— BEGIN Entries provided —
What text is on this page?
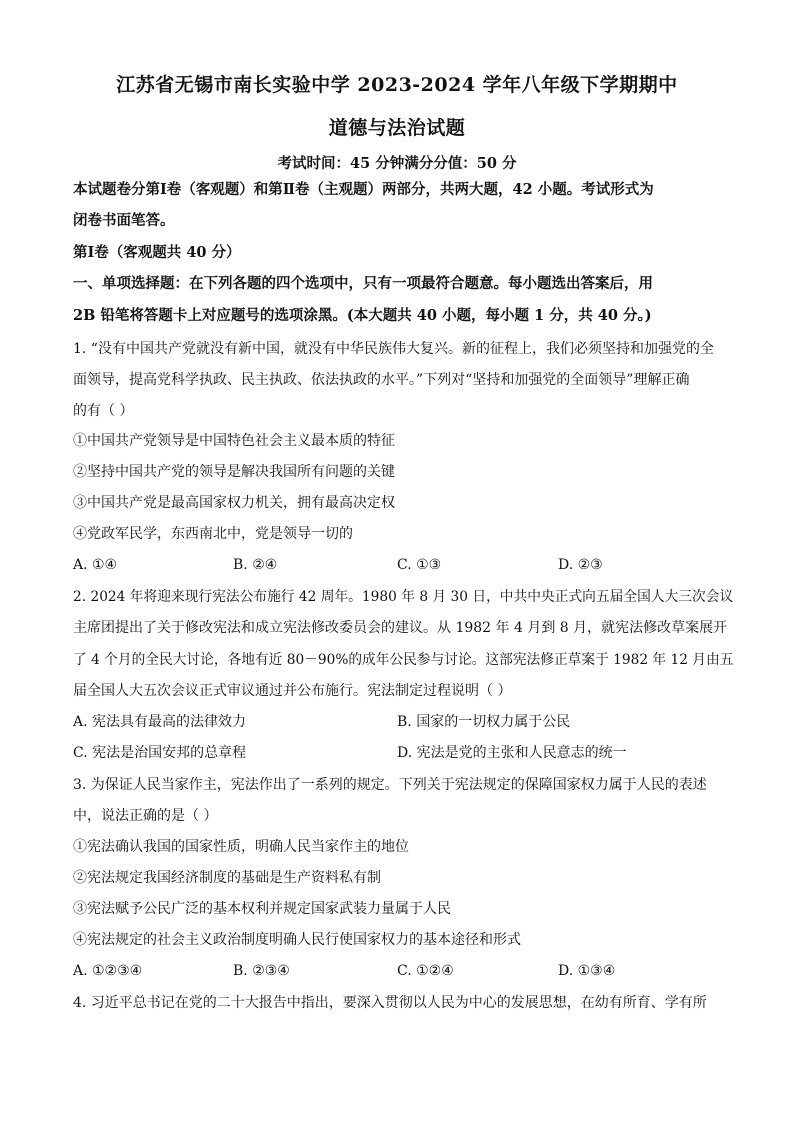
江苏省无锡市南长实验中学 2023-2024 学年八年级下学期期中
道德与法治试题
考试时间：45 分钟满分分值：50 分
本试题卷分第Ⅰ卷（客观题）和第Ⅱ卷（主观题）两部分，共两大题，42 小题。考试形式为
闭卷书面笔答。
第Ⅰ卷（客观题共 40 分）
一、单项选择题：在下列各题的四个选项中，只有一项最符合题意。每小题选出答案后，用
2B 铅笔将答题卡上对应题号的选项涂黑。(本大题共 40 小题，每小题 1 分，共 40 分。)
1. “没有中国共产党就没有新中国，就没有中华民族伟大复兴。新的征程上，我们必须坚持和加强党的全
面领导，提高党科学执政、民主执政、依法执政的水平。”下列对“坚持和加强党的全面领导”理解正确
的有（ ）
①中国共产党领导是中国特色社会主义最本质的特征
②坚持中国共产党的领导是解决我国所有问题的关键
③中国共产党是最高国家权力机关，拥有最高决定权
④党政军民学，东西南北中，党是领导一切的
A. ①④	B. ②④	C. ①③	D. ②③
2. 2024 年将迎来现行宪法公布施行 42 周年。1980 年 8 月 30 日，中共中央正式向五届全国人大三次会议
主席团提出了关于修改宪法和成立宪法修改委员会的建议。从 1982 年 4 月到 8 月，就宪法修改草案展开
了 4 个月的全民大讨论，各地有近 80－90%的成年公民参与讨论。这部宪法修正草案于 1982 年 12 月由五
届全国人大五次会议正式审议通过并公布施行。宪法制定过程说明（ ）
A. 宪法具有最高的法律效力	B. 国家的一切权力属于公民
C. 宪法是治国安邦的总章程	D. 宪法是党的主张和人民意志的统一
3. 为保证人民当家作主，宪法作出了一系列的规定。下列关于宪法规定的保障国家权力属于人民的表述
中，说法正确的是（ ）
①宪法确认我国的国家性质，明确人民当家作主的地位
②宪法规定我国经济制度的基础是生产资料私有制
③宪法赋予公民广泛的基本权利并规定国家武装力量属于人民
④宪法规定的社会主义政治制度明确人民行使国家权力的基本途径和形式
A. ①②③④	B. ②③④	C. ①②④	D. ①③④
4. 习近平总书记在党的二十大报告中指出，要深入贯彻以人民为中心的发展思想，在幼有所育、学有所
— END Entries provided —
(Aim)
Quote each record exactly as it stands, minus the pictures.

(Answer in full)
What text is on this page?
江苏省无锡市南长实验中学 2023-2024 学年八年级下学期期中
道德与法治试题
考试时间：45 分钟满分分值：50 分
本试题卷分第Ⅰ卷（客观题）和第Ⅱ卷（主观题）两部分，共两大题，42 小题。考试形式为
闭卷书面笔答。
第Ⅰ卷（客观题共 40 分）
一、单项选择题：在下列各题的四个选项中，只有一项最符合题意。每小题选出答案后，用
2B 铅笔将答题卡上对应题号的选项涂黑。(本大题共 40 小题，每小题 1 分，共 40 分。)
1. “没有中国共产党就没有新中国，就没有中华民族伟大复兴。新的征程上，我们必须坚持和加强党的全
面领导，提高党科学执政、民主执政、依法执政的水平。”下列对“坚持和加强党的全面领导”理解正确
的有（ ）
①中国共产党领导是中国特色社会主义最本质的特征
②坚持中国共产党的领导是解决我国所有问题的关键
③中国共产党是最高国家权力机关，拥有最高决定权
④党政军民学，东西南北中，党是领导一切的
A. ①④	B. ②④	C. ①③	D. ②③
2. 2024 年将迎来现行宪法公布施行 42 周年。1980 年 8 月 30 日，中共中央正式向五届全国人大三次会议
主席团提出了关于修改宪法和成立宪法修改委员会的建议。从 1982 年 4 月到 8 月，就宪法修改草案展开
了 4 个月的全民大讨论，各地有近 80－90%的成年公民参与讨论。这部宪法修正草案于 1982 年 12 月由五
届全国人大五次会议正式审议通过并公布施行。宪法制定过程说明（ ）
A. 宪法具有最高的法律效力	B. 国家的一切权力属于公民
C. 宪法是治国安邦的总章程	D. 宪法是党的主张和人民意志的统一
3. 为保证人民当家作主，宪法作出了一系列的规定。下列关于宪法规定的保障国家权力属于人民的表述
中，说法正确的是（ ）
①宪法确认我国的国家性质，明确人民当家作主的地位
②宪法规定我国经济制度的基础是生产资料私有制
③宪法赋予公民广泛的基本权利并规定国家武装力量属于人民
④宪法规定的社会主义政治制度明确人民行使国家权力的基本途径和形式
A. ①②③④	B. ②③④	C. ①②④	D. ①③④
4. 习近平总书记在党的二十大报告中指出，要深入贯彻以人民为中心的发展思想，在幼有所育、学有所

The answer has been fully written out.